WHAT IS REQUIRED —
Exactly as given, repeat all of the entries.

SUPPLIED DATA —
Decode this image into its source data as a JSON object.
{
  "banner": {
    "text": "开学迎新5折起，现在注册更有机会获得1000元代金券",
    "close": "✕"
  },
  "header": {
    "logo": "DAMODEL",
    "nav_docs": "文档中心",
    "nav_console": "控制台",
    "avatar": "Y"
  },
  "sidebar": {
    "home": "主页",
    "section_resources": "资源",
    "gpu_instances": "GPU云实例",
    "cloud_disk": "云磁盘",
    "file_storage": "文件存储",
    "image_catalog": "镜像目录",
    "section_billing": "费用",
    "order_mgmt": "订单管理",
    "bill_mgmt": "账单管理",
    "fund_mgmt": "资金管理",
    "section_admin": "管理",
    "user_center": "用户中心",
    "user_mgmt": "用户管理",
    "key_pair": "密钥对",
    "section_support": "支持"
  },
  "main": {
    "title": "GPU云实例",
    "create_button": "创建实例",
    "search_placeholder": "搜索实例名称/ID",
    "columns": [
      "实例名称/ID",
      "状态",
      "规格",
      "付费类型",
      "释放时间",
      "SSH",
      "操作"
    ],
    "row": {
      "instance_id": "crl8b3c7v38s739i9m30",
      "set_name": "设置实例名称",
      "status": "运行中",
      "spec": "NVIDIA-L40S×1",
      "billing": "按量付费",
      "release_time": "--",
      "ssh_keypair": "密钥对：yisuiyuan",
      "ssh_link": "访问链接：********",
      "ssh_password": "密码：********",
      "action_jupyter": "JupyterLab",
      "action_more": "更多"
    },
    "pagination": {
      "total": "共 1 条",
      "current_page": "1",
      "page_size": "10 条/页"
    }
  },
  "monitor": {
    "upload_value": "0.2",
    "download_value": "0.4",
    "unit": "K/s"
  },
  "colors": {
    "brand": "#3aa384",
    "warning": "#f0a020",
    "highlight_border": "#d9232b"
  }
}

SOLUTION TO THE EXERCISE —
Decode this image into its source data as a JSON object.
{
  "banner": {
    "text": "开学迎新5折起，现在注册更有机会获得1000元代金券",
    "close": "✕"
  },
  "header": {
    "logo": "DAMODEL",
    "nav_docs": "文档中心",
    "nav_console": "控制台",
    "avatar": "Y"
  },
  "sidebar": {
    "home": "主页",
    "section_resources": "资源",
    "gpu_instances": "GPU云实例",
    "cloud_disk": "云磁盘",
    "file_storage": "文件存储",
    "image_catalog": "镜像目录",
    "section_billing": "费用",
    "order_mgmt": "订单管理",
    "bill_mgmt": "账单管理",
    "fund_mgmt": "资金管理",
    "section_admin": "管理",
    "user_center": "用户中心",
    "user_mgmt": "用户管理",
    "key_pair": "密钥对",
    "section_support": "支持"
  },
  "main": {
    "title": "GPU云实例",
    "create_button": "创建实例",
    "search_placeholder": "搜索实例名称/ID",
    "columns": [
      "实例名称/ID",
      "状态",
      "规格",
      "付费类型",
      "释放时间",
      "SSH",
      "操作"
    ],
    "row": {
      "instance_id": "crl8b3c7v38s739i9m30",
      "set_name": "设置实例名称",
      "status": "运行中",
      "spec": "NVIDIA-L40S×1",
      "billing": "按量付费",
      "release_time": "--",
      "ssh_keypair": "密钥对：yisuiyuan",
      "ssh_link": "访问链接：********",
      "ssh_password": "密码：********",
      "action_jupyter": "JupyterLab",
      "action_more": "更多"
    },
    "pagination": {
      "total": "共 1 条",
      "current_page": "1",
      "page_size": "10 条/页"
    }
  },
  "monitor": {
    "upload_value": "0.2",
    "download_value": "0.4",
    "unit": "K/s"
  },
  "colors": {
    "brand": "#3aa384",
    "warning": "#f0a020",
    "highlight_border": "#d9232b"
  }
}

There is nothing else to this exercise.